== DATASET RECORDS ==
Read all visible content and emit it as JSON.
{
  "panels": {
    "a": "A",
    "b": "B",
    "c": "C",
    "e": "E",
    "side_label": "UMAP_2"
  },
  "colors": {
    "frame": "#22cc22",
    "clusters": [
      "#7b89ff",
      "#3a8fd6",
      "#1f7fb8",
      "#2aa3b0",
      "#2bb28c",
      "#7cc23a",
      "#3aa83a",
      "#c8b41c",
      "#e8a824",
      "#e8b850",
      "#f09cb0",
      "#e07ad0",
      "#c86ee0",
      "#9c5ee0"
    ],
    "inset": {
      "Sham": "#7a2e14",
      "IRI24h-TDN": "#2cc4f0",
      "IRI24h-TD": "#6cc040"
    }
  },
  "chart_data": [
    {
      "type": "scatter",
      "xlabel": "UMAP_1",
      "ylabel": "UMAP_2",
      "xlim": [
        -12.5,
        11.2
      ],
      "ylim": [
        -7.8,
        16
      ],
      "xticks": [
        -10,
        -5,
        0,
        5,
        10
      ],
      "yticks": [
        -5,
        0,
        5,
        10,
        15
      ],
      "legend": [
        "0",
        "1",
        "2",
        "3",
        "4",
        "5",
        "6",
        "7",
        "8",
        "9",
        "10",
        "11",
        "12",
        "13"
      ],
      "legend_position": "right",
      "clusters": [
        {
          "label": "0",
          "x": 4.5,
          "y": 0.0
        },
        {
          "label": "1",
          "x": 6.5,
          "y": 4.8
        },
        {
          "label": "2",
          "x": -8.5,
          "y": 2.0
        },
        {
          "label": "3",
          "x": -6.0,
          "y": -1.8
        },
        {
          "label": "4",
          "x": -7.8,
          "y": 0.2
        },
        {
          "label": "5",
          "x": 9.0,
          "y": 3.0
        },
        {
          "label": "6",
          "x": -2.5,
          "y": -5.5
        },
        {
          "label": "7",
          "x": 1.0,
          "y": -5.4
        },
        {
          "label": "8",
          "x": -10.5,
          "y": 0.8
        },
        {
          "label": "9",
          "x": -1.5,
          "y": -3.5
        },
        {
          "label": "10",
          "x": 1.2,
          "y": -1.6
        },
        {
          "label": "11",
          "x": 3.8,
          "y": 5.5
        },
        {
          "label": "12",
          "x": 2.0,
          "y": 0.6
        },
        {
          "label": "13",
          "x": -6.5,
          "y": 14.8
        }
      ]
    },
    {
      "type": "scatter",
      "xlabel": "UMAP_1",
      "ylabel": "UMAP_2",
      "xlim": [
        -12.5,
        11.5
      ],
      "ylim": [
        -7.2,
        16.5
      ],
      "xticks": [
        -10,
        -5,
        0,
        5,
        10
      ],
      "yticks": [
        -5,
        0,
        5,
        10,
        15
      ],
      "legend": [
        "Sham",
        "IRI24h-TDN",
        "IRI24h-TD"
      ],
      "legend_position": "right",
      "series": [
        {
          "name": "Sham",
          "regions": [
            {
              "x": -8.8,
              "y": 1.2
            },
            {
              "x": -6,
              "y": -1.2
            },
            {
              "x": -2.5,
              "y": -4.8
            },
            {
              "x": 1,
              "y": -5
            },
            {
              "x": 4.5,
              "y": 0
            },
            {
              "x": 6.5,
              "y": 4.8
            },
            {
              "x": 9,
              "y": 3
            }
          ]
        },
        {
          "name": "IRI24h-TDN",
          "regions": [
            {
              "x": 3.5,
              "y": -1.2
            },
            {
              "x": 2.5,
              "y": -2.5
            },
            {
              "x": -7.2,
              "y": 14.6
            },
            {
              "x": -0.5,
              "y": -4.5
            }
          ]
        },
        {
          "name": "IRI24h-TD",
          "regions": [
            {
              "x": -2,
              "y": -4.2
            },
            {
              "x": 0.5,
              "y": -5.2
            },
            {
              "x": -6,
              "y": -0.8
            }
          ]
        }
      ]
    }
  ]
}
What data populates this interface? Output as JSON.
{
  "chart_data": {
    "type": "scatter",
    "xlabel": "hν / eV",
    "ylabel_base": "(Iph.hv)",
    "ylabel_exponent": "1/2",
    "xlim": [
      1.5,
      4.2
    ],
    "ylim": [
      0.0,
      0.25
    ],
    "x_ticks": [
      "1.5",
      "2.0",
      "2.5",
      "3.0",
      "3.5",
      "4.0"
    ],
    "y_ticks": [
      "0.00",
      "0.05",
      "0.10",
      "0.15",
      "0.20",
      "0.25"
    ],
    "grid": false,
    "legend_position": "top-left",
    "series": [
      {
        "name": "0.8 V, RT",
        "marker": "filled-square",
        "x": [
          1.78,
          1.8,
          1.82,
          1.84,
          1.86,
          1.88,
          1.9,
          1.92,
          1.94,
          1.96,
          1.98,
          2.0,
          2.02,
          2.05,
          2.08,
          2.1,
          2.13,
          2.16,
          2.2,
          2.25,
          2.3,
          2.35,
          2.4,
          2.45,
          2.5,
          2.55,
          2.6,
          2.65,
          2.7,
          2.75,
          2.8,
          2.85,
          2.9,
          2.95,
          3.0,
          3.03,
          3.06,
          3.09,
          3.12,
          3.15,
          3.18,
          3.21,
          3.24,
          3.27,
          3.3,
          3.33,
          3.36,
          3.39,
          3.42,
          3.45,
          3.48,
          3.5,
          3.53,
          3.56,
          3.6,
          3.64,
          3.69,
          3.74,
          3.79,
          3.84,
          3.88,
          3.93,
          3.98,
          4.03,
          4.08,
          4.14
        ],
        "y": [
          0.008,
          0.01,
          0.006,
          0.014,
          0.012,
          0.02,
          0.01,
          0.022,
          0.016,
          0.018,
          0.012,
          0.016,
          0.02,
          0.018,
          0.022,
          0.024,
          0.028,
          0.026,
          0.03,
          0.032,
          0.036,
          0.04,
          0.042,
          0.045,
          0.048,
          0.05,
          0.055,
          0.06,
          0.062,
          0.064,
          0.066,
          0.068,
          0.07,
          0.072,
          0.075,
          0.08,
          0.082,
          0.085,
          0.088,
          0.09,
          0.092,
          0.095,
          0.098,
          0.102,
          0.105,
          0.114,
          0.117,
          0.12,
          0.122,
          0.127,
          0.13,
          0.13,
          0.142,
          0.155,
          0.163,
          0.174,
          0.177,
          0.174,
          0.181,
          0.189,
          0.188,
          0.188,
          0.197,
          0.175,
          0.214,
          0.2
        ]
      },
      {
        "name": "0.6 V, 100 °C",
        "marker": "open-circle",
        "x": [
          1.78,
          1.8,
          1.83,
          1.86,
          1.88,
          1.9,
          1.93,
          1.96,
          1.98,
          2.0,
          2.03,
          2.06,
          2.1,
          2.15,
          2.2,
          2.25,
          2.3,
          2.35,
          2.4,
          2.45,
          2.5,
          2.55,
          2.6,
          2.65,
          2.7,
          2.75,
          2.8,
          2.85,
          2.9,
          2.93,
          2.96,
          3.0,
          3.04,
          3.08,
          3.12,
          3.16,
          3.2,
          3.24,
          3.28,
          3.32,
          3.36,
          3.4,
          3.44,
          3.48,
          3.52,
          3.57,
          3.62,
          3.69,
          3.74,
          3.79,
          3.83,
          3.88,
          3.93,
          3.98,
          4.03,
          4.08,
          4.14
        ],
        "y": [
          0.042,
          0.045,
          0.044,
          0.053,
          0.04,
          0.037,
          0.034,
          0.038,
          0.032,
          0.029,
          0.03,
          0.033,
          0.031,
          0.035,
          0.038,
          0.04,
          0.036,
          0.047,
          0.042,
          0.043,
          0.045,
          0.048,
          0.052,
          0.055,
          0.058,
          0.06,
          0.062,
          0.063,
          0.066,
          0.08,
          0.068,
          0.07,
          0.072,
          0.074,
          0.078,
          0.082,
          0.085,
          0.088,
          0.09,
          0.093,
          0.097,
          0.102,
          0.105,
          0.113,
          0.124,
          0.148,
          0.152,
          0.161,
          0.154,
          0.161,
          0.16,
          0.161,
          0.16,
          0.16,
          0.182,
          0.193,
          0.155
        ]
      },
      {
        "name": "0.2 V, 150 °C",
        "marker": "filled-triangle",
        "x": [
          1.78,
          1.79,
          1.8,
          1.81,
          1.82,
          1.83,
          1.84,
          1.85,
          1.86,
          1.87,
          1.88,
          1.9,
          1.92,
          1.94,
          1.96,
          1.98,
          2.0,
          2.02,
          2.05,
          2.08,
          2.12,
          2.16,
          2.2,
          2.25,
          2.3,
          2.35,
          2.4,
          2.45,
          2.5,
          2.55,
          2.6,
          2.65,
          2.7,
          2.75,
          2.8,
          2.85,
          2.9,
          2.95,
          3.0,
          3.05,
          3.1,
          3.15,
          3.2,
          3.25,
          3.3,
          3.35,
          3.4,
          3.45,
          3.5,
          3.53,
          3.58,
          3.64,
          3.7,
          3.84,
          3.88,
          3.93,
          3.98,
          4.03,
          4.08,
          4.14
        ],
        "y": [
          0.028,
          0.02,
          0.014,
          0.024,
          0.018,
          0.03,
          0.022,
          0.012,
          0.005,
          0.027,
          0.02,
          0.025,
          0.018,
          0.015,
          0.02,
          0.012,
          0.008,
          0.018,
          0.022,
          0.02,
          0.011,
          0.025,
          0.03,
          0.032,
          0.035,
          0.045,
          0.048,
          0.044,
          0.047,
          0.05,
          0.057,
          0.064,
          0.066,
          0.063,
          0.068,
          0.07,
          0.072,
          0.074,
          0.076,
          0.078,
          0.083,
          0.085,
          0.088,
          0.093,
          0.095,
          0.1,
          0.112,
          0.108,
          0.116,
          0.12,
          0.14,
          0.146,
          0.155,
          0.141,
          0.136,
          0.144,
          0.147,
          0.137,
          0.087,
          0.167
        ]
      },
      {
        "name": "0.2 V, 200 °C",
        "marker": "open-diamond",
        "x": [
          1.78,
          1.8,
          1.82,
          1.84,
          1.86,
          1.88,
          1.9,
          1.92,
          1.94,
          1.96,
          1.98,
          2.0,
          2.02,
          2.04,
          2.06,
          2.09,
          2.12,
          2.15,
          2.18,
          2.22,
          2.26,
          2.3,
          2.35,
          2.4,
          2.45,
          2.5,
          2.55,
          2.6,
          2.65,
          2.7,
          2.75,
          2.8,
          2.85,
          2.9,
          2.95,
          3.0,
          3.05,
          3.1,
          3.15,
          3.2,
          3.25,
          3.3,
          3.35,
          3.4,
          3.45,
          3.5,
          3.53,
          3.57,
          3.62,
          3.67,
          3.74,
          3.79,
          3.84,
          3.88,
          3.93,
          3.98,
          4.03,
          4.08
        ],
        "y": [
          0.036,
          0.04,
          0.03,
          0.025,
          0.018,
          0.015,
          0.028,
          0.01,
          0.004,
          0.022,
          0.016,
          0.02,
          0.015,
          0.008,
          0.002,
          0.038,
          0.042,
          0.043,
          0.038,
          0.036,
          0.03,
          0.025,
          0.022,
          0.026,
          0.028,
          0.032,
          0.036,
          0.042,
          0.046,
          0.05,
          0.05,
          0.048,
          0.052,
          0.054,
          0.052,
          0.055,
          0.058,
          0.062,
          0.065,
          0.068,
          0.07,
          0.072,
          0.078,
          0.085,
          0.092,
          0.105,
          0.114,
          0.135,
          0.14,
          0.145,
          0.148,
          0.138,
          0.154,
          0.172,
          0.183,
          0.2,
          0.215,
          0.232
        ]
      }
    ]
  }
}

== WHAT NEEDS TO BE DONE ==
Using the records above, copy each line that contains "name".

== REPLY TO THE TASK ==
          "name": "Sham",
          "name": "IRI24h-TDN",
          "name": "IRI24h-TD",
        "name": "0.8 V, RT",
        "name": "0.6 V, 100 °C",
        "name": "0.2 V, 150 °C",
        "name": "0.2 V, 200 °C",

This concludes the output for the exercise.